• **Data lines**:
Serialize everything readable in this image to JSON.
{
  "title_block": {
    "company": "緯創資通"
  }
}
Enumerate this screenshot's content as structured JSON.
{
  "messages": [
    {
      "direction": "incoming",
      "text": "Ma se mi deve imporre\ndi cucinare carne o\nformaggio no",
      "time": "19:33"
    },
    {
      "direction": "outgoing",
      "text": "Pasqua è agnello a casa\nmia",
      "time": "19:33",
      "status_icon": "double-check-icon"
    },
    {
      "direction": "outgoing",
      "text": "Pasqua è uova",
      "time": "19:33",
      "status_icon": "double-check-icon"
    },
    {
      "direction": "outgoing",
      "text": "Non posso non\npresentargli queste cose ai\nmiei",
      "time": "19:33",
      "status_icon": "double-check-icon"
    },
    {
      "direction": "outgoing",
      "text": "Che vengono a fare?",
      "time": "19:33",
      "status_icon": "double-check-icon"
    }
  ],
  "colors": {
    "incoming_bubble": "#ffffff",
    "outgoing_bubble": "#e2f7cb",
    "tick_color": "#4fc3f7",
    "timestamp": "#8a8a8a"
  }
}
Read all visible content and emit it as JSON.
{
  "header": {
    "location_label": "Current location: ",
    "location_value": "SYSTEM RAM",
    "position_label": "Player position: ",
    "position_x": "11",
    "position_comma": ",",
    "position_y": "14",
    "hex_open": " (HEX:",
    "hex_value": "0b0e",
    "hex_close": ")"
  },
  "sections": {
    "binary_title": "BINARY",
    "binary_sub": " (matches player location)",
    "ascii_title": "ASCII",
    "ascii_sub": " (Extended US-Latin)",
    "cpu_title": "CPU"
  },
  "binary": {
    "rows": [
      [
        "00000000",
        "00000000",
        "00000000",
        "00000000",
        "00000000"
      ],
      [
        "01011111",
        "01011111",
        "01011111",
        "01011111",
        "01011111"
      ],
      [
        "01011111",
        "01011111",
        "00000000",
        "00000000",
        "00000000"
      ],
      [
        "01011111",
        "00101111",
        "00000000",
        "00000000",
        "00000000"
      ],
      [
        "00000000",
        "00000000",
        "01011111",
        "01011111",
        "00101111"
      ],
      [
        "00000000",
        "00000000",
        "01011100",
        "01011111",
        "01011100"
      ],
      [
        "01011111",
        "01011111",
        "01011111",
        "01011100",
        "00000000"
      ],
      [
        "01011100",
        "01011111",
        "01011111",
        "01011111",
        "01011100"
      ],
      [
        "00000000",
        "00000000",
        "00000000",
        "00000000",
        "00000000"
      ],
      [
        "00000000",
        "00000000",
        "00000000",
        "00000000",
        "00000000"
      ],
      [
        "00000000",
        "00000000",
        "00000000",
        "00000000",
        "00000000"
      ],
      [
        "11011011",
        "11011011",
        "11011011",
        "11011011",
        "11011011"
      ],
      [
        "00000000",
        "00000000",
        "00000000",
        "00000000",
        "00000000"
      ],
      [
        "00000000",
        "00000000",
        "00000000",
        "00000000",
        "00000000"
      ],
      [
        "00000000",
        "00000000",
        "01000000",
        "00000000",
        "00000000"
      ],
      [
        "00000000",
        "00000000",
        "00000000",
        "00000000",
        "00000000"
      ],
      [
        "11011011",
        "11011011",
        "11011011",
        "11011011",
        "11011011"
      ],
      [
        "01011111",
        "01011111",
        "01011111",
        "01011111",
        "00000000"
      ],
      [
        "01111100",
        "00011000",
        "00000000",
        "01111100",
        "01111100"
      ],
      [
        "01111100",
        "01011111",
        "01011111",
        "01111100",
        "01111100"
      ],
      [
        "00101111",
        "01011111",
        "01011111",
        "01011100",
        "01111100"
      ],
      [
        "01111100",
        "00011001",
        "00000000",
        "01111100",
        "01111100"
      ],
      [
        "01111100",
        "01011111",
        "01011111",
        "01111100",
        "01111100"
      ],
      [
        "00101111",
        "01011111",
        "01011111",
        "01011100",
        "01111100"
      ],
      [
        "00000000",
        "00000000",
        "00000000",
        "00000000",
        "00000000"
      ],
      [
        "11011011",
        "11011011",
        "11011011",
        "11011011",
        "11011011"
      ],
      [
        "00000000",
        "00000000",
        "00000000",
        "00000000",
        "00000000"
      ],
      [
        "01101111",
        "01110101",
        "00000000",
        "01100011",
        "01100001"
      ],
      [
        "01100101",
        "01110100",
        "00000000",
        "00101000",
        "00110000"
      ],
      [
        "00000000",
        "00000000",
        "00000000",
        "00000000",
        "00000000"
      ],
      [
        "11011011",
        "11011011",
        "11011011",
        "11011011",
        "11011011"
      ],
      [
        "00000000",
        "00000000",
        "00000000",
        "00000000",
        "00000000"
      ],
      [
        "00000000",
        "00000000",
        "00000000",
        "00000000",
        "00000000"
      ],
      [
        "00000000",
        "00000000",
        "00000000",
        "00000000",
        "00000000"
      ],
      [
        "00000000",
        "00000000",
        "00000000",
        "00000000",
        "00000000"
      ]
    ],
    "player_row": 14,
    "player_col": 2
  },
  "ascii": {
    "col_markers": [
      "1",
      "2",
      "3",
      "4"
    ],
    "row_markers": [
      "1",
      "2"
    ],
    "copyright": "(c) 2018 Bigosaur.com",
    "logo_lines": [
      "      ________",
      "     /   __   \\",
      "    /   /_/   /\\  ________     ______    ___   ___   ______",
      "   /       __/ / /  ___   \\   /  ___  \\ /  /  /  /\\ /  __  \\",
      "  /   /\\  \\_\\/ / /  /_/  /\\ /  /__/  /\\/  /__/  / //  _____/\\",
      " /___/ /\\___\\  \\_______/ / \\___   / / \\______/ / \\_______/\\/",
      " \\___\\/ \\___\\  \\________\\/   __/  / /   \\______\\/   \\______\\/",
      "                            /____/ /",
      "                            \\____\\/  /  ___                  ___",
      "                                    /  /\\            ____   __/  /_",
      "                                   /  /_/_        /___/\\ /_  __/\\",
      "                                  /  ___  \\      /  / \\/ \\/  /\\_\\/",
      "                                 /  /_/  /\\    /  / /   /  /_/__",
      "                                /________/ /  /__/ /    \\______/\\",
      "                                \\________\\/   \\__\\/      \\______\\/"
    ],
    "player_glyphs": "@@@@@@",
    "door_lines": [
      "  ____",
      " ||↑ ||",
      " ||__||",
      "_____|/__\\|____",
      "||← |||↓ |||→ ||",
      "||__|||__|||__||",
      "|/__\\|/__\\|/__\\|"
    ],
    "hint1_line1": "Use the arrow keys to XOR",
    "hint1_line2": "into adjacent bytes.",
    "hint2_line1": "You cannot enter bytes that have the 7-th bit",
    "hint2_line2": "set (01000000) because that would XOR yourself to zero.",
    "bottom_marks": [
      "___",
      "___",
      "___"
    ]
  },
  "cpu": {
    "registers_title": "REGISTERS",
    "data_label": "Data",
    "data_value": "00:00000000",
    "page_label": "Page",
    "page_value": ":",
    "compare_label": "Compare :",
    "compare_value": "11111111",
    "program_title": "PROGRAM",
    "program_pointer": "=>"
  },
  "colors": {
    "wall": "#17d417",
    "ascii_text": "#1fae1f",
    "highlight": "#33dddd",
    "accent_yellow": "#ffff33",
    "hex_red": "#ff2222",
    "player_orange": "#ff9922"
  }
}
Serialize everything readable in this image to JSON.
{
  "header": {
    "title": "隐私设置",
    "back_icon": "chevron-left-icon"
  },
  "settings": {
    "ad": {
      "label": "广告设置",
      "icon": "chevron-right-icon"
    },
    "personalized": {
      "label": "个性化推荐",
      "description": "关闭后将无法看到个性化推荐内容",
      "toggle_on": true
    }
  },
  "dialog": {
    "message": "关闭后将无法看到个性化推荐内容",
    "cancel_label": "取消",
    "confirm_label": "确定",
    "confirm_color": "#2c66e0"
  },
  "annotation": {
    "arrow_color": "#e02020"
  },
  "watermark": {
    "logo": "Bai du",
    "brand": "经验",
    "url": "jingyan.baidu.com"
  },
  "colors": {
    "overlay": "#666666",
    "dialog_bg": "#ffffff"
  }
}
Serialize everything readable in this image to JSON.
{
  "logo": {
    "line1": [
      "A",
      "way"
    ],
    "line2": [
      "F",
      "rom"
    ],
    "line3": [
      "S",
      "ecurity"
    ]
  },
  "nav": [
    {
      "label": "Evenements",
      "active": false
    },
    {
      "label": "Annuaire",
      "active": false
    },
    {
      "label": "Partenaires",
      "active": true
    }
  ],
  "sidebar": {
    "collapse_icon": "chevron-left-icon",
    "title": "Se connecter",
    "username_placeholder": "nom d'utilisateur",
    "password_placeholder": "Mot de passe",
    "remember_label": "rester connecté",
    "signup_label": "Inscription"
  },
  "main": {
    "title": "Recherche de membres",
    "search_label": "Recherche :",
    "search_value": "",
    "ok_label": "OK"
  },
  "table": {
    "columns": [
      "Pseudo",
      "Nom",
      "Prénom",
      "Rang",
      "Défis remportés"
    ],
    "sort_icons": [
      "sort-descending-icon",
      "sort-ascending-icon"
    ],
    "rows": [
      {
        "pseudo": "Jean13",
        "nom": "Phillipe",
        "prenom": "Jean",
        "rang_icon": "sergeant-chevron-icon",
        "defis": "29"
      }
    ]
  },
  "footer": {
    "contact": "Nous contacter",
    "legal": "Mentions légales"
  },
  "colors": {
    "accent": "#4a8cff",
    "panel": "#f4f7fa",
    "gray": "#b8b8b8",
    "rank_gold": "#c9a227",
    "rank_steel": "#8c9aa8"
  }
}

• **Exercise requirements**: Using the records above, say how many lines include the string "content". Only the number is wanted.

• **Written solution**: 2